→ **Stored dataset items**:

(begin)

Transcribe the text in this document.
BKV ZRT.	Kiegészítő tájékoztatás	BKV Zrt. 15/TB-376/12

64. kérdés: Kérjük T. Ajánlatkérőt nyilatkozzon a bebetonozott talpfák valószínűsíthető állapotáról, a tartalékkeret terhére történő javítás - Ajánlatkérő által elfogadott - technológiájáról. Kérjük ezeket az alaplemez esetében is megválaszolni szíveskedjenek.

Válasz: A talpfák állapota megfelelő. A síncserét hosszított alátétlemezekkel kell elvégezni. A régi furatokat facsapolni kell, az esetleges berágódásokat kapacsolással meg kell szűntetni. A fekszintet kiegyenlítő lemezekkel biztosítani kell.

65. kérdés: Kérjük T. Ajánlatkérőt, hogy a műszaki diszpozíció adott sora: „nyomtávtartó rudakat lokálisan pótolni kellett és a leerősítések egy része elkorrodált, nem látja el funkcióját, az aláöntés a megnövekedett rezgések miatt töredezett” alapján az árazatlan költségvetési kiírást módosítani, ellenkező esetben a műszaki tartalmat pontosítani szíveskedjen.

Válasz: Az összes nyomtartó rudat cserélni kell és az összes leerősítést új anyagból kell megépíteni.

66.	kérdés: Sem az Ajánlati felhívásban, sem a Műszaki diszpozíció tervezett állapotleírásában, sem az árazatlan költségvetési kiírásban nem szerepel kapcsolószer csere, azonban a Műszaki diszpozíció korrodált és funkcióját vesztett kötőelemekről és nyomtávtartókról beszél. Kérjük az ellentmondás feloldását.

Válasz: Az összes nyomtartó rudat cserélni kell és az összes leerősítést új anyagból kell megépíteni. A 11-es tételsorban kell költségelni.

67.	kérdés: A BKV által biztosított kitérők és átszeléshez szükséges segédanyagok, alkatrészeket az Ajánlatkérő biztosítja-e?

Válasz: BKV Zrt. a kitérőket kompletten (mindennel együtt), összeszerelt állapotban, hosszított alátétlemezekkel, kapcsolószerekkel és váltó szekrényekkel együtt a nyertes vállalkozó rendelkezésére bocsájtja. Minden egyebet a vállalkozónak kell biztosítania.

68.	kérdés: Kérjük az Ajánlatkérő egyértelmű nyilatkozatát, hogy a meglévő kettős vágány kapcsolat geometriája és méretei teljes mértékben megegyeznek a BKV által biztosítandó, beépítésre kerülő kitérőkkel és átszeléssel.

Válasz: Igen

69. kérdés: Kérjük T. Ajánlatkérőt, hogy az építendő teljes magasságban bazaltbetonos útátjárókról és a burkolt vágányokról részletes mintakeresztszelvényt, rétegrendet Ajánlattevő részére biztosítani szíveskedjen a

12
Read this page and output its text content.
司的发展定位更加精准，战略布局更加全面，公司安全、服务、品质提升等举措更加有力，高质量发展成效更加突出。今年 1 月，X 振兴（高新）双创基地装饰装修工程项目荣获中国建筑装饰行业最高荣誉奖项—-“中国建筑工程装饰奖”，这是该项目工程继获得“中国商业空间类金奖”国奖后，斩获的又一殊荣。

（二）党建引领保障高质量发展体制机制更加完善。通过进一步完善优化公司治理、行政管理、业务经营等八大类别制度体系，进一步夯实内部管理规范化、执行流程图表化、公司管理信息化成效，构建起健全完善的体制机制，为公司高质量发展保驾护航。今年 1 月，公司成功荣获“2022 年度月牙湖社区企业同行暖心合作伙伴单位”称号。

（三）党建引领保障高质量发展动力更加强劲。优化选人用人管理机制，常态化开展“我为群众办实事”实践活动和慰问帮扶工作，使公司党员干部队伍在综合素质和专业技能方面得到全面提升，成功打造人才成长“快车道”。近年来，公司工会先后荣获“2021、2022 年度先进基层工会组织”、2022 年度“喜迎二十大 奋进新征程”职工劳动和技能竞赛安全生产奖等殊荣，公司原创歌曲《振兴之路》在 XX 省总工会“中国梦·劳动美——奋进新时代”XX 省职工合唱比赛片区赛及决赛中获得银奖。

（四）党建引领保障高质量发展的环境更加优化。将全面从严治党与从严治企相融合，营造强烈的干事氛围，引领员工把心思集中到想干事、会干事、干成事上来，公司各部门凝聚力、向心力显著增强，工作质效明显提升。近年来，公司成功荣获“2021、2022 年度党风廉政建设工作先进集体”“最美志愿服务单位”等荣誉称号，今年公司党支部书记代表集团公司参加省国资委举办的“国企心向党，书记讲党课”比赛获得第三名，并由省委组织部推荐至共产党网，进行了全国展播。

(end)

→ **Stated exercise**:
Give the number of lines containing the word "Kérjük". No other answer is needed.

→ **Solution to this problem**:
5